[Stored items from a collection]

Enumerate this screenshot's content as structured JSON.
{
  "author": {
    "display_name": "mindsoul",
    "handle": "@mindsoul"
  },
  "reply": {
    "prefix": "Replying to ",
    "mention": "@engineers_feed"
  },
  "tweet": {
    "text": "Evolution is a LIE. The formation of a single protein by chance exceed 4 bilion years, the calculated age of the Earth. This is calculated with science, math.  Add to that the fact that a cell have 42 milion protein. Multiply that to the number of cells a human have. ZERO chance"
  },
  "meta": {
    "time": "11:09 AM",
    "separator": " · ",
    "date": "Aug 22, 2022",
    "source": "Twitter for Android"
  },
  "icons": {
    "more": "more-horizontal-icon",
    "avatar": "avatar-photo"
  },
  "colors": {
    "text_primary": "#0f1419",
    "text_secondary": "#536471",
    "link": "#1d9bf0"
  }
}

## TASK GOAL
Please transcribe the records in full, keeping every word as it is.

## SOLUTION FOR THIS PROBLEM
Enumerate this screenshot's content as structured JSON.
{
  "author": {
    "display_name": "mindsoul",
    "handle": "@mindsoul"
  },
  "reply": {
    "prefix": "Replying to ",
    "mention": "@engineers_feed"
  },
  "tweet": {
    "text": "Evolution is a LIE. The formation of a single protein by chance exceed 4 bilion years, the calculated age of the Earth. This is calculated with science, math.  Add to that the fact that a cell have 42 milion protein. Multiply that to the number of cells a human have. ZERO chance"
  },
  "meta": {
    "time": "11:09 AM",
    "separator": " · ",
    "date": "Aug 22, 2022",
    "source": "Twitter for Android"
  },
  "icons": {
    "more": "more-horizontal-icon",
    "avatar": "avatar-photo"
  },
  "colors": {
    "text_primary": "#0f1419",
    "text_secondary": "#536471",
    "link": "#1d9bf0"
  }
}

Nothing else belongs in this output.